• _Task data_:
_ _ _ _ _ _ _

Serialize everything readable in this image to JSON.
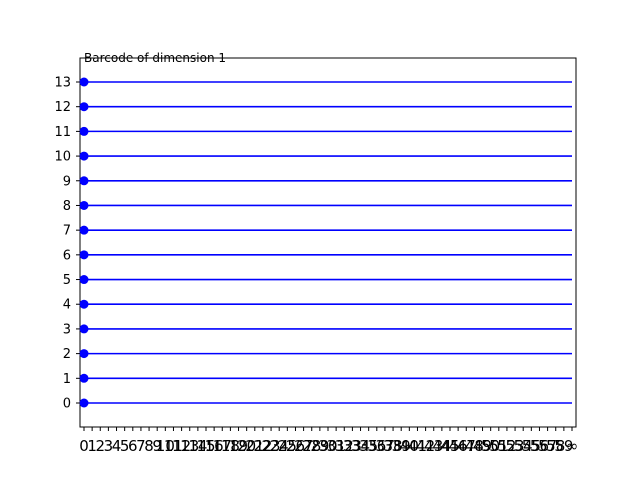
{
  "chart_data": {
    "type": "barcode",
    "title": "Barcode of dimension 1",
    "xlabel": "",
    "ylabel": "",
    "x_ticks": [
      "0",
      "1",
      "2",
      "3",
      "4",
      "5",
      "6",
      "7",
      "8",
      "9",
      "10",
      "11",
      "12",
      "13",
      "14",
      "15",
      "16",
      "17",
      "18",
      "19",
      "20",
      "21",
      "22",
      "23",
      "24",
      "25",
      "26",
      "27",
      "28",
      "29",
      "30",
      "31",
      "32",
      "33",
      "34",
      "35",
      "36",
      "37",
      "38",
      "39",
      "40",
      "41",
      "42",
      "43",
      "44",
      "45",
      "46",
      "47",
      "48",
      "49",
      "50",
      "51",
      "52",
      "53",
      "54",
      "55",
      "56",
      "57",
      "58",
      "59",
      "∞"
    ],
    "y_ticks": [
      "0",
      "1",
      "2",
      "3",
      "4",
      "5",
      "6",
      "7",
      "8",
      "9",
      "10",
      "11",
      "12",
      "13"
    ],
    "bars": [
      {
        "index": 0,
        "birth": 0,
        "death": "∞"
      },
      {
        "index": 1,
        "birth": 0,
        "death": "∞"
      },
      {
        "index": 2,
        "birth": 0,
        "death": "∞"
      },
      {
        "index": 3,
        "birth": 0,
        "death": "∞"
      },
      {
        "index": 4,
        "birth": 0,
        "death": "∞"
      },
      {
        "index": 5,
        "birth": 0,
        "death": "∞"
      },
      {
        "index": 6,
        "birth": 0,
        "death": "∞"
      },
      {
        "index": 7,
        "birth": 0,
        "death": "∞"
      },
      {
        "index": 8,
        "birth": 0,
        "death": "∞"
      },
      {
        "index": 9,
        "birth": 0,
        "death": "∞"
      },
      {
        "index": 10,
        "birth": 0,
        "death": "∞"
      },
      {
        "index": 11,
        "birth": 0,
        "death": "∞"
      },
      {
        "index": 12,
        "birth": 0,
        "death": "∞"
      },
      {
        "index": 13,
        "birth": 0,
        "death": "∞"
      }
    ],
    "colors": {
      "bar": "#0000ff",
      "axis": "#000000"
    },
    "grid": false
  }
}
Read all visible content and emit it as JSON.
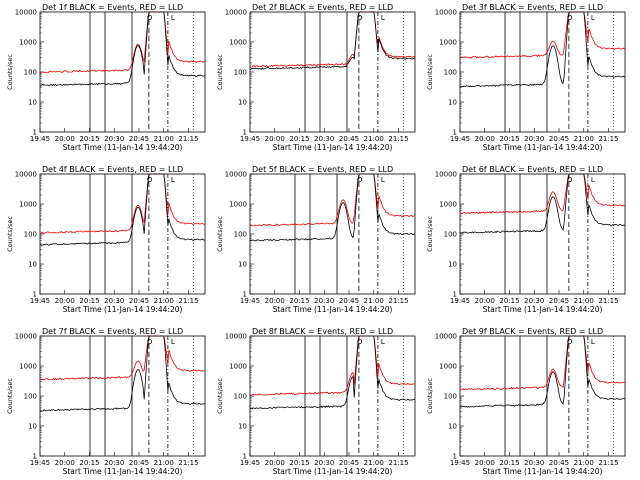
{
  "figure": {
    "panels": [
      {
        "title": "Det  1f  BLACK = Events, RED = LLD",
        "events": [
          90,
          105,
          132
        ],
        "peaks": {
          "b": 1100,
          "r": 1100
        },
        "baseR": 180,
        "baseB": 65,
        "postR": 220,
        "postB": 75
      },
      {
        "title": "Det  2f  BLACK = Events, RED = LLD",
        "events": [
          95,
          110,
          137
        ],
        "peaks": {
          "b": 250,
          "r": 300
        },
        "baseR": 280,
        "baseB": 230,
        "postR": 320,
        "postB": 280
      },
      {
        "title": "Det  3f  BLACK = Events, RED = LLD",
        "events": [
          85,
          100,
          127
        ],
        "peaks": {
          "b": 1100,
          "r": 1100
        },
        "baseR": 550,
        "baseB": 60,
        "postR": 600,
        "postB": 70
      },
      {
        "title": "Det  4f  BLACK = Events, RED = LLD",
        "events": [
          90,
          105,
          132
        ],
        "peaks": {
          "b": 1100,
          "r": 1200
        },
        "baseR": 200,
        "baseB": 80,
        "postR": 220,
        "postB": 65
      },
      {
        "title": "Det  5f  BLACK = Events, RED = LLD",
        "events": [
          85,
          100,
          127
        ],
        "peaks": {
          "b": 1600,
          "r": 1800
        },
        "baseR": 350,
        "baseB": 110,
        "postR": 400,
        "postB": 100
      },
      {
        "title": "Det  6f  BLACK = Events, RED = LLD",
        "events": [
          85,
          100,
          127
        ],
        "peaks": {
          "b": 2500,
          "r": 3000
        },
        "baseR": 900,
        "baseB": 200,
        "postR": 900,
        "postB": 200
      },
      {
        "title": "Det  7f  BLACK = Events, RED = LLD",
        "events": [
          90,
          105,
          132
        ],
        "peaks": {
          "b": 1100,
          "r": 1600
        },
        "baseR": 650,
        "baseB": 60,
        "postR": 700,
        "postB": 55
      },
      {
        "title": "Det  8f  BLACK = Events, RED = LLD",
        "events": [
          95,
          110,
          137
        ],
        "peaks": {
          "b": 600,
          "r": 700
        },
        "baseR": 200,
        "baseB": 70,
        "postR": 250,
        "postB": 75
      },
      {
        "title": "Det  9f  BLACK = Events, RED = LLD",
        "events": [
          85,
          100,
          127
        ],
        "peaks": {
          "b": 900,
          "r": 900
        },
        "baseR": 300,
        "baseB": 80,
        "postR": 280,
        "postB": 80
      }
    ],
    "ylabel": "Counts/sec",
    "xlabel": "Start Time (11-Jan-14 19:44:20)",
    "xtick_labels": [
      "19:45",
      "20:00",
      "20:15",
      "20:30",
      "20:45",
      "21:00",
      "21:15"
    ],
    "ytick_labels": [
      "1",
      "10",
      "100",
      "1000",
      "10000"
    ],
    "annotations": [
      "O",
      "L"
    ],
    "colors": {
      "events": "#000000",
      "lld": "#ee0000"
    }
  },
  "chart_data": [
    {
      "type": "line",
      "title": "Det  1f  BLACK = Events, RED = LLD",
      "xlabel": "Start Time (11-Jan-14 19:44:20)",
      "ylabel": "Counts/sec",
      "x": [
        "19:45",
        "20:00",
        "20:15",
        "20:30",
        "20:45",
        "21:00",
        "21:15"
      ],
      "ylim": [
        1,
        10000
      ],
      "yscale": "log",
      "series": [
        {
          "name": "BLACK = Events",
          "values": [
            80,
            70,
            110,
            90,
            10000,
            80,
            70
          ]
        },
        {
          "name": "RED = LLD",
          "values": [
            200,
            180,
            230,
            220,
            10000,
            230,
            220
          ]
        }
      ]
    }
  ]
}
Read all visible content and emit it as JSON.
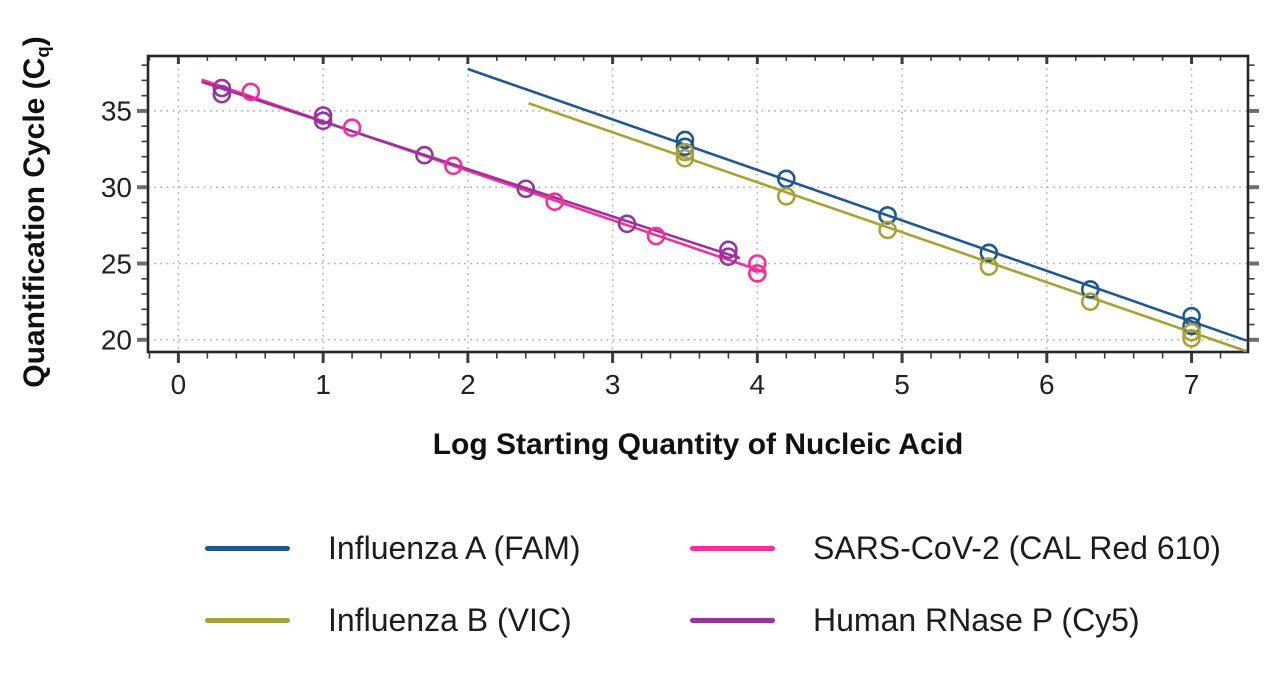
{
  "figure": {
    "y_axis_title_main": "Quantification Cycle (C",
    "y_axis_title_sub": "q",
    "y_axis_title_close": ")",
    "x_axis_title": "Log Starting Quantity of Nucleic Acid"
  },
  "colors": {
    "background": "#ffffff",
    "axis_border": "#262626",
    "grid": "#a9a9a9",
    "tick": "#3c3c3c",
    "text": "#1f1f1f",
    "influenza_a": "#1f5795",
    "influenza_b": "#a8a133",
    "sars_cov_2": "#f72e96",
    "human_rnase_p": "#9933a2"
  },
  "chart_data": {
    "type": "scatter",
    "title": "",
    "xlabel": "Log Starting Quantity of Nucleic Acid",
    "ylabel": "Quantification Cycle (Cq)",
    "xlim": [
      -0.21,
      7.39
    ],
    "ylim": [
      19.2,
      38.6
    ],
    "x_ticks": [
      0,
      1,
      2,
      3,
      4,
      5,
      6,
      7
    ],
    "y_ticks": [
      20,
      25,
      30,
      35
    ],
    "x_minor_step": 0.2,
    "y_minor_step": 1,
    "grid": "dotted lines at major ticks, both axes",
    "legend_position": "bottom, two columns",
    "marker": "open circle",
    "series": [
      {
        "name": "Influenza A (FAM)",
        "color": "#1f5795",
        "points": [
          [
            3.5,
            33.1
          ],
          [
            3.5,
            32.65
          ],
          [
            4.2,
            30.55
          ],
          [
            4.9,
            28.15
          ],
          [
            5.6,
            25.7
          ],
          [
            6.3,
            23.3
          ],
          [
            7.0,
            21.55
          ],
          [
            7.0,
            20.9
          ]
        ],
        "trend_line": [
          [
            2.0,
            37.75
          ],
          [
            7.38,
            19.95
          ]
        ]
      },
      {
        "name": "Influenza B (VIC)",
        "color": "#a8a133",
        "points": [
          [
            3.5,
            32.3
          ],
          [
            3.5,
            31.9
          ],
          [
            4.2,
            29.4
          ],
          [
            4.9,
            27.2
          ],
          [
            5.6,
            24.8
          ],
          [
            6.3,
            22.5
          ],
          [
            7.0,
            20.5
          ],
          [
            7.0,
            20.1
          ]
        ],
        "trend_line": [
          [
            2.42,
            35.5
          ],
          [
            7.38,
            19.25
          ]
        ]
      },
      {
        "name": "SARS-CoV-2 (CAL Red 610)",
        "color": "#f72e96",
        "points": [
          [
            0.5,
            36.25
          ],
          [
            1.2,
            33.9
          ],
          [
            1.9,
            31.4
          ],
          [
            2.6,
            29.05
          ],
          [
            3.3,
            26.8
          ],
          [
            4.0,
            25.0
          ],
          [
            4.0,
            24.35
          ]
        ],
        "trend_line": [
          [
            0.16,
            37.05
          ],
          [
            4.06,
            24.4
          ]
        ]
      },
      {
        "name": "Human RNase P (Cy5)",
        "color": "#9933a2",
        "points": [
          [
            0.3,
            36.5
          ],
          [
            0.3,
            36.1
          ],
          [
            1.0,
            34.7
          ],
          [
            1.0,
            34.35
          ],
          [
            1.7,
            32.1
          ],
          [
            2.4,
            29.9
          ],
          [
            3.1,
            27.6
          ],
          [
            3.8,
            25.9
          ],
          [
            3.8,
            25.45
          ]
        ],
        "trend_line": [
          [
            0.16,
            36.9
          ],
          [
            3.88,
            25.35
          ]
        ]
      }
    ]
  }
}
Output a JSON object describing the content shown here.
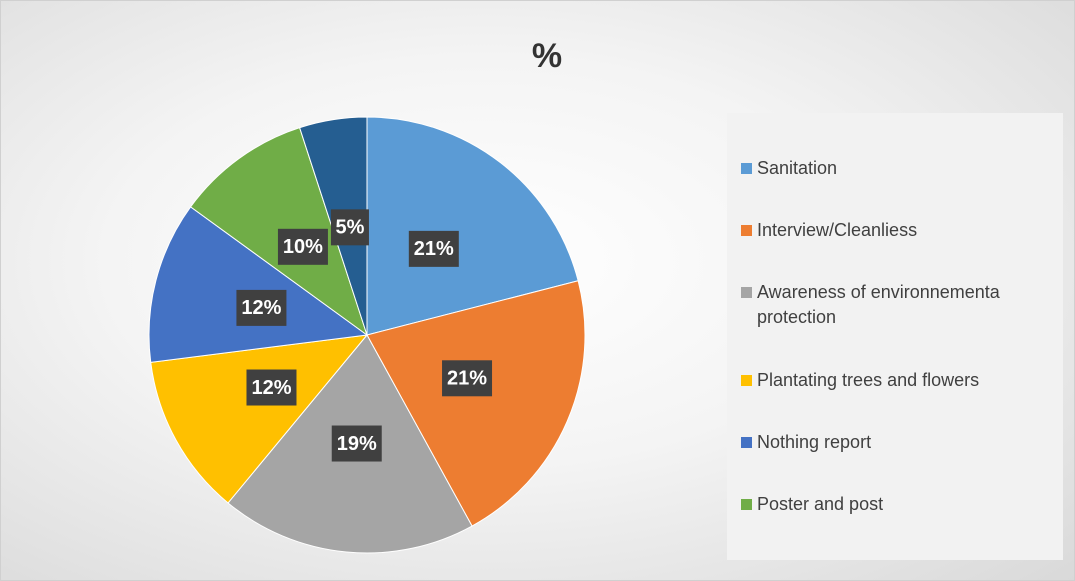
{
  "chart_data": {
    "type": "pie",
    "title": "%",
    "categories": [
      "Sanitation",
      "Interview/Cleanliess",
      "Awareness of environnementa protection",
      "Plantating trees and flowers",
      "Nothing report",
      "Poster and post",
      null
    ],
    "values": [
      21,
      21,
      19,
      12,
      12,
      10,
      5
    ],
    "value_labels": [
      "21%",
      "21%",
      "19%",
      "12%",
      "12%",
      "10%",
      "5%"
    ],
    "colors": [
      "#5b9bd5",
      "#ed7d31",
      "#a5a5a5",
      "#ffc000",
      "#4472c4",
      "#70ad47",
      "#255e91"
    ],
    "legend": "right"
  }
}
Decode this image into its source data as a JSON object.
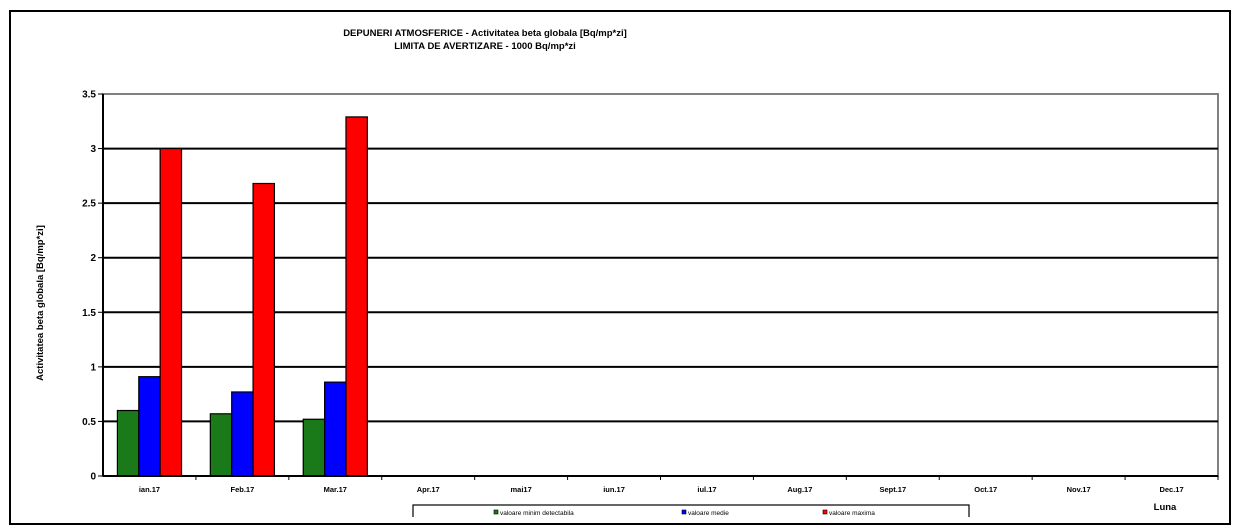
{
  "chart_data": {
    "type": "bar",
    "title": "DEPUNERI ATMOSFERICE - Activitatea beta globala [Bq/mp*zi]",
    "subtitle": "LIMITA DE AVERTIZARE - 1000 Bq/mp*zi",
    "xlabel": "Luna",
    "ylabel": "Activitatea beta globala [Bq/mp*zi]",
    "ylim": [
      0,
      3.5
    ],
    "yticks": [
      "0",
      "0.5",
      "1",
      "1.5",
      "2",
      "2.5",
      "3",
      "3.5"
    ],
    "grid": true,
    "legend_position": "bottom",
    "categories": [
      "ian.17",
      "Feb.17",
      "Mar.17",
      "Apr.17",
      "mai17",
      "iun.17",
      "iul.17",
      "Aug.17",
      "Sept.17",
      "Oct.17",
      "Nov.17",
      "Dec.17"
    ],
    "series": [
      {
        "name": "valoare minim detectabila",
        "color": "#1a7a1a",
        "values": [
          0.6,
          0.57,
          0.52,
          null,
          null,
          null,
          null,
          null,
          null,
          null,
          null,
          null
        ]
      },
      {
        "name": "valoare medie",
        "color": "#0000ff",
        "values": [
          0.91,
          0.77,
          0.86,
          null,
          null,
          null,
          null,
          null,
          null,
          null,
          null,
          null
        ]
      },
      {
        "name": "valoare maxima",
        "color": "#ff0000",
        "values": [
          3.0,
          2.68,
          3.29,
          null,
          null,
          null,
          null,
          null,
          null,
          null,
          null,
          null
        ]
      }
    ]
  }
}
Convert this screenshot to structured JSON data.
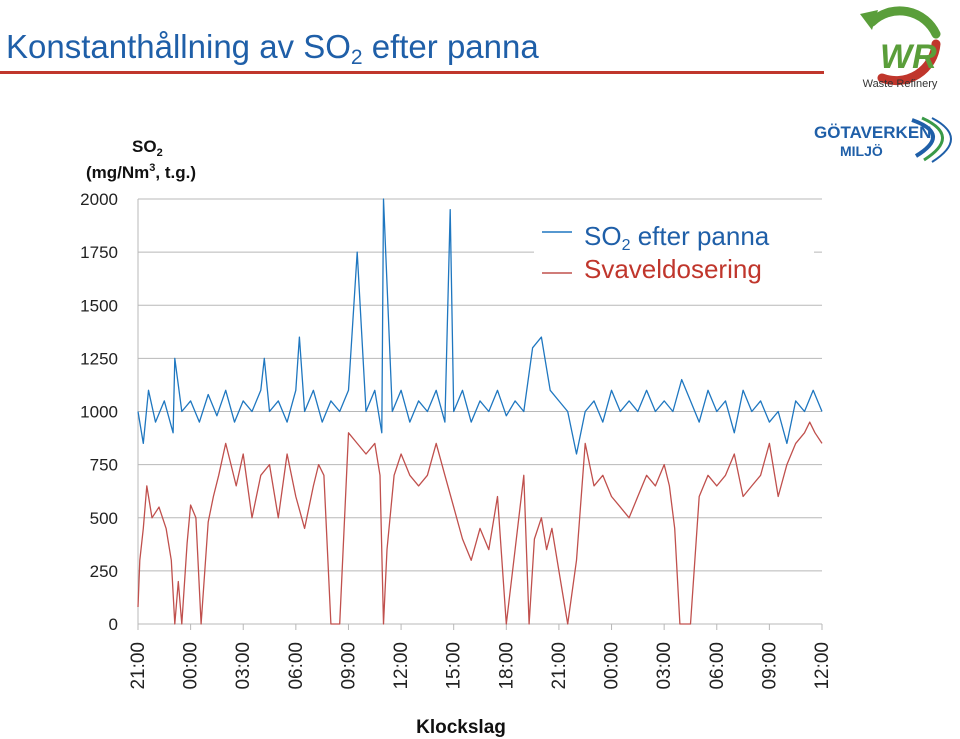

_ _ _ _ _ _ _

• _Stated goal_: Find the lines above holding the word "image" and show them.

• _Output of the exercise_:
Serialize everything readable in this image to JSON.
Decode this image into its source data as a JSON object.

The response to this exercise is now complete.